[SHORT TASK]
Review the material line by line. Identify and copy every line that contains the string "Career".

[STORED DATA]
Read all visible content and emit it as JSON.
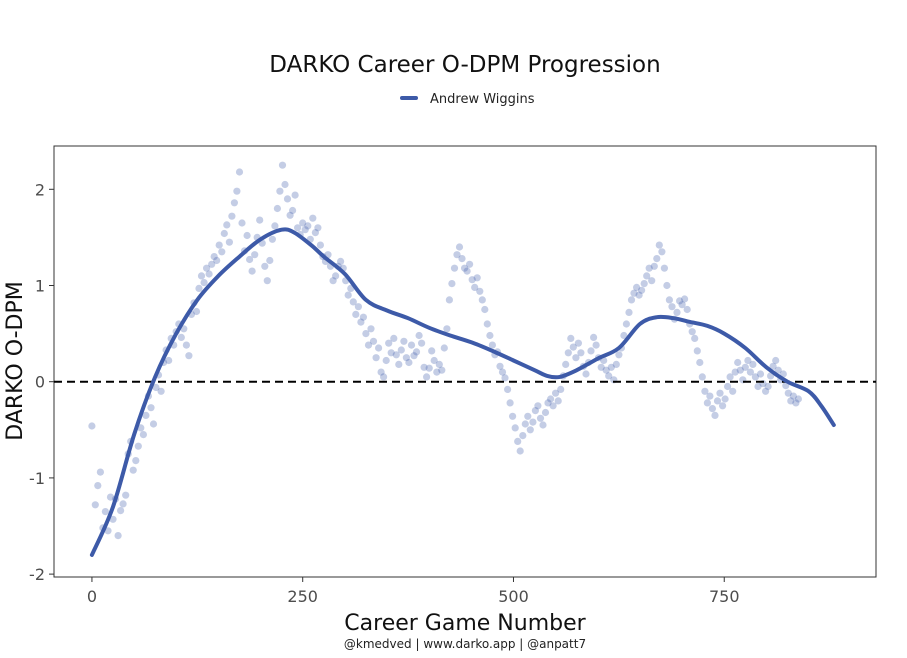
{
  "chart_data": {
    "type": "scatter",
    "title": "DARKO Career O-DPM Progression",
    "xlabel": "Career Game Number",
    "ylabel": "DARKO O-DPM",
    "caption": "@kmedved | www.darko.app | @anpatt7",
    "xlim": [
      -45,
      930
    ],
    "ylim": [
      -2.03,
      2.45
    ],
    "x_ticks": [
      0,
      250,
      500,
      750
    ],
    "x_tick_labels": [
      "0",
      "250",
      "500",
      "750"
    ],
    "y_ticks": [
      -2,
      -1,
      0,
      1,
      2
    ],
    "y_tick_labels": [
      "-2",
      "-1",
      "0",
      "1",
      "2"
    ],
    "reference_line": {
      "y": 0,
      "style": "dashed"
    },
    "grid": false,
    "legend": {
      "placement": "top-center"
    },
    "color": "#3d5aa8",
    "series": [
      {
        "name": "Andrew Wiggins",
        "smooth": [
          [
            0,
            -1.8
          ],
          [
            25,
            -1.3
          ],
          [
            50,
            -0.55
          ],
          [
            75,
            0.05
          ],
          [
            100,
            0.5
          ],
          [
            125,
            0.85
          ],
          [
            150,
            1.1
          ],
          [
            175,
            1.3
          ],
          [
            200,
            1.48
          ],
          [
            225,
            1.58
          ],
          [
            240,
            1.55
          ],
          [
            260,
            1.42
          ],
          [
            275,
            1.3
          ],
          [
            300,
            1.12
          ],
          [
            325,
            0.85
          ],
          [
            350,
            0.74
          ],
          [
            375,
            0.66
          ],
          [
            400,
            0.56
          ],
          [
            425,
            0.48
          ],
          [
            450,
            0.41
          ],
          [
            475,
            0.32
          ],
          [
            500,
            0.22
          ],
          [
            525,
            0.12
          ],
          [
            540,
            0.06
          ],
          [
            555,
            0.05
          ],
          [
            575,
            0.12
          ],
          [
            600,
            0.24
          ],
          [
            625,
            0.35
          ],
          [
            650,
            0.6
          ],
          [
            670,
            0.67
          ],
          [
            690,
            0.66
          ],
          [
            710,
            0.62
          ],
          [
            730,
            0.58
          ],
          [
            750,
            0.5
          ],
          [
            775,
            0.35
          ],
          [
            800,
            0.15
          ],
          [
            825,
            0.0
          ],
          [
            850,
            -0.1
          ],
          [
            865,
            -0.25
          ],
          [
            880,
            -0.45
          ]
        ],
        "points": [
          [
            0,
            -0.46
          ],
          [
            4,
            -1.28
          ],
          [
            7,
            -1.08
          ],
          [
            10,
            -0.94
          ],
          [
            13,
            -1.52
          ],
          [
            16,
            -1.35
          ],
          [
            19,
            -1.55
          ],
          [
            22,
            -1.2
          ],
          [
            25,
            -1.43
          ],
          [
            28,
            -1.22
          ],
          [
            31,
            -1.6
          ],
          [
            34,
            -1.34
          ],
          [
            37,
            -1.27
          ],
          [
            40,
            -1.18
          ],
          [
            43,
            -0.75
          ],
          [
            46,
            -0.62
          ],
          [
            49,
            -0.92
          ],
          [
            52,
            -0.82
          ],
          [
            55,
            -0.67
          ],
          [
            58,
            -0.48
          ],
          [
            61,
            -0.55
          ],
          [
            64,
            -0.35
          ],
          [
            67,
            -0.15
          ],
          [
            70,
            -0.27
          ],
          [
            73,
            -0.44
          ],
          [
            76,
            -0.06
          ],
          [
            79,
            0.07
          ],
          [
            82,
            -0.1
          ],
          [
            85,
            0.2
          ],
          [
            88,
            0.33
          ],
          [
            91,
            0.22
          ],
          [
            94,
            0.45
          ],
          [
            97,
            0.38
          ],
          [
            100,
            0.52
          ],
          [
            103,
            0.6
          ],
          [
            106,
            0.46
          ],
          [
            109,
            0.55
          ],
          [
            112,
            0.38
          ],
          [
            115,
            0.27
          ],
          [
            118,
            0.7
          ],
          [
            121,
            0.82
          ],
          [
            124,
            0.73
          ],
          [
            127,
            0.97
          ],
          [
            130,
            1.1
          ],
          [
            133,
            1.03
          ],
          [
            136,
            1.18
          ],
          [
            139,
            1.12
          ],
          [
            142,
            1.22
          ],
          [
            145,
            1.3
          ],
          [
            148,
            1.26
          ],
          [
            151,
            1.42
          ],
          [
            154,
            1.35
          ],
          [
            157,
            1.54
          ],
          [
            160,
            1.63
          ],
          [
            163,
            1.45
          ],
          [
            166,
            1.72
          ],
          [
            169,
            1.86
          ],
          [
            172,
            1.98
          ],
          [
            175,
            2.18
          ],
          [
            178,
            1.65
          ],
          [
            181,
            1.36
          ],
          [
            184,
            1.52
          ],
          [
            187,
            1.27
          ],
          [
            190,
            1.15
          ],
          [
            193,
            1.32
          ],
          [
            196,
            1.5
          ],
          [
            199,
            1.68
          ],
          [
            202,
            1.44
          ],
          [
            205,
            1.2
          ],
          [
            208,
            1.05
          ],
          [
            211,
            1.26
          ],
          [
            214,
            1.48
          ],
          [
            217,
            1.62
          ],
          [
            220,
            1.8
          ],
          [
            223,
            1.98
          ],
          [
            226,
            2.25
          ],
          [
            229,
            2.05
          ],
          [
            232,
            1.9
          ],
          [
            235,
            1.73
          ],
          [
            238,
            1.78
          ],
          [
            241,
            1.94
          ],
          [
            244,
            1.6
          ],
          [
            247,
            1.53
          ],
          [
            250,
            1.65
          ],
          [
            253,
            1.58
          ],
          [
            256,
            1.62
          ],
          [
            259,
            1.48
          ],
          [
            262,
            1.7
          ],
          [
            265,
            1.55
          ],
          [
            268,
            1.6
          ],
          [
            271,
            1.42
          ],
          [
            274,
            1.3
          ],
          [
            277,
            1.25
          ],
          [
            280,
            1.32
          ],
          [
            283,
            1.2
          ],
          [
            286,
            1.05
          ],
          [
            289,
            1.1
          ],
          [
            292,
            1.2
          ],
          [
            295,
            1.25
          ],
          [
            298,
            1.18
          ],
          [
            301,
            1.05
          ],
          [
            304,
            0.9
          ],
          [
            307,
            0.97
          ],
          [
            310,
            0.83
          ],
          [
            313,
            0.7
          ],
          [
            316,
            0.78
          ],
          [
            319,
            0.62
          ],
          [
            322,
            0.67
          ],
          [
            325,
            0.5
          ],
          [
            328,
            0.38
          ],
          [
            331,
            0.55
          ],
          [
            334,
            0.42
          ],
          [
            337,
            0.25
          ],
          [
            340,
            0.35
          ],
          [
            343,
            0.1
          ],
          [
            346,
            0.05
          ],
          [
            349,
            0.22
          ],
          [
            352,
            0.4
          ],
          [
            355,
            0.3
          ],
          [
            358,
            0.45
          ],
          [
            361,
            0.28
          ],
          [
            364,
            0.18
          ],
          [
            367,
            0.33
          ],
          [
            370,
            0.42
          ],
          [
            373,
            0.25
          ],
          [
            376,
            0.2
          ],
          [
            379,
            0.38
          ],
          [
            382,
            0.27
          ],
          [
            385,
            0.31
          ],
          [
            388,
            0.48
          ],
          [
            391,
            0.4
          ],
          [
            394,
            0.15
          ],
          [
            397,
            0.05
          ],
          [
            400,
            0.14
          ],
          [
            403,
            0.32
          ],
          [
            406,
            0.22
          ],
          [
            409,
            0.1
          ],
          [
            412,
            0.18
          ],
          [
            415,
            0.12
          ],
          [
            418,
            0.35
          ],
          [
            421,
            0.55
          ],
          [
            424,
            0.85
          ],
          [
            427,
            1.02
          ],
          [
            430,
            1.18
          ],
          [
            433,
            1.32
          ],
          [
            436,
            1.4
          ],
          [
            439,
            1.28
          ],
          [
            442,
            1.18
          ],
          [
            445,
            1.15
          ],
          [
            448,
            1.22
          ],
          [
            451,
            1.06
          ],
          [
            454,
            0.98
          ],
          [
            457,
            1.08
          ],
          [
            460,
            0.94
          ],
          [
            463,
            0.85
          ],
          [
            466,
            0.75
          ],
          [
            469,
            0.6
          ],
          [
            472,
            0.48
          ],
          [
            475,
            0.38
          ],
          [
            478,
            0.28
          ],
          [
            481,
            0.31
          ],
          [
            484,
            0.16
          ],
          [
            487,
            0.1
          ],
          [
            490,
            0.04
          ],
          [
            493,
            -0.08
          ],
          [
            496,
            -0.22
          ],
          [
            499,
            -0.36
          ],
          [
            502,
            -0.48
          ],
          [
            505,
            -0.62
          ],
          [
            508,
            -0.72
          ],
          [
            511,
            -0.56
          ],
          [
            514,
            -0.44
          ],
          [
            517,
            -0.36
          ],
          [
            520,
            -0.5
          ],
          [
            523,
            -0.42
          ],
          [
            526,
            -0.3
          ],
          [
            529,
            -0.25
          ],
          [
            532,
            -0.38
          ],
          [
            535,
            -0.45
          ],
          [
            538,
            -0.32
          ],
          [
            541,
            -0.22
          ],
          [
            544,
            -0.18
          ],
          [
            547,
            -0.25
          ],
          [
            550,
            -0.12
          ],
          [
            553,
            -0.2
          ],
          [
            556,
            -0.08
          ],
          [
            559,
            0.06
          ],
          [
            562,
            0.18
          ],
          [
            565,
            0.3
          ],
          [
            568,
            0.45
          ],
          [
            571,
            0.36
          ],
          [
            574,
            0.25
          ],
          [
            577,
            0.4
          ],
          [
            580,
            0.3
          ],
          [
            583,
            0.16
          ],
          [
            586,
            0.08
          ],
          [
            589,
            0.2
          ],
          [
            592,
            0.32
          ],
          [
            595,
            0.46
          ],
          [
            598,
            0.38
          ],
          [
            601,
            0.25
          ],
          [
            604,
            0.15
          ],
          [
            607,
            0.22
          ],
          [
            610,
            0.12
          ],
          [
            613,
            0.06
          ],
          [
            616,
            0.15
          ],
          [
            619,
            0.02
          ],
          [
            622,
            0.18
          ],
          [
            625,
            0.28
          ],
          [
            628,
            0.35
          ],
          [
            631,
            0.48
          ],
          [
            634,
            0.6
          ],
          [
            637,
            0.72
          ],
          [
            640,
            0.85
          ],
          [
            643,
            0.92
          ],
          [
            646,
            0.98
          ],
          [
            649,
            0.9
          ],
          [
            652,
            0.95
          ],
          [
            655,
            1.02
          ],
          [
            658,
            1.1
          ],
          [
            661,
            1.18
          ],
          [
            664,
            1.05
          ],
          [
            667,
            1.2
          ],
          [
            670,
            1.28
          ],
          [
            673,
            1.42
          ],
          [
            676,
            1.35
          ],
          [
            679,
            1.18
          ],
          [
            682,
            1.0
          ],
          [
            685,
            0.85
          ],
          [
            688,
            0.78
          ],
          [
            691,
            0.65
          ],
          [
            694,
            0.72
          ],
          [
            697,
            0.84
          ],
          [
            700,
            0.8
          ],
          [
            703,
            0.86
          ],
          [
            706,
            0.75
          ],
          [
            709,
            0.6
          ],
          [
            712,
            0.52
          ],
          [
            715,
            0.45
          ],
          [
            718,
            0.32
          ],
          [
            721,
            0.2
          ],
          [
            724,
            0.05
          ],
          [
            727,
            -0.1
          ],
          [
            730,
            -0.22
          ],
          [
            733,
            -0.15
          ],
          [
            736,
            -0.28
          ],
          [
            739,
            -0.35
          ],
          [
            742,
            -0.2
          ],
          [
            745,
            -0.12
          ],
          [
            748,
            -0.25
          ],
          [
            751,
            -0.18
          ],
          [
            754,
            -0.05
          ],
          [
            757,
            0.05
          ],
          [
            760,
            -0.1
          ],
          [
            763,
            0.1
          ],
          [
            766,
            0.2
          ],
          [
            769,
            0.12
          ],
          [
            772,
            0.02
          ],
          [
            775,
            0.15
          ],
          [
            778,
            0.22
          ],
          [
            781,
            0.1
          ],
          [
            784,
            0.18
          ],
          [
            787,
            0.05
          ],
          [
            790,
            -0.05
          ],
          [
            793,
            0.08
          ],
          [
            796,
            -0.02
          ],
          [
            799,
            -0.1
          ],
          [
            802,
            -0.05
          ],
          [
            805,
            0.06
          ],
          [
            808,
            0.16
          ],
          [
            811,
            0.22
          ],
          [
            814,
            0.12
          ],
          [
            817,
            0.02
          ],
          [
            820,
            0.08
          ],
          [
            823,
            -0.04
          ],
          [
            826,
            -0.12
          ],
          [
            829,
            -0.2
          ],
          [
            832,
            -0.15
          ],
          [
            835,
            -0.22
          ],
          [
            838,
            -0.18
          ]
        ]
      }
    ]
  }
}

[WRITTEN ANSWER]
    "title": "DARKO Career O-DPM Progression",
    "xlabel": "Career Game Number",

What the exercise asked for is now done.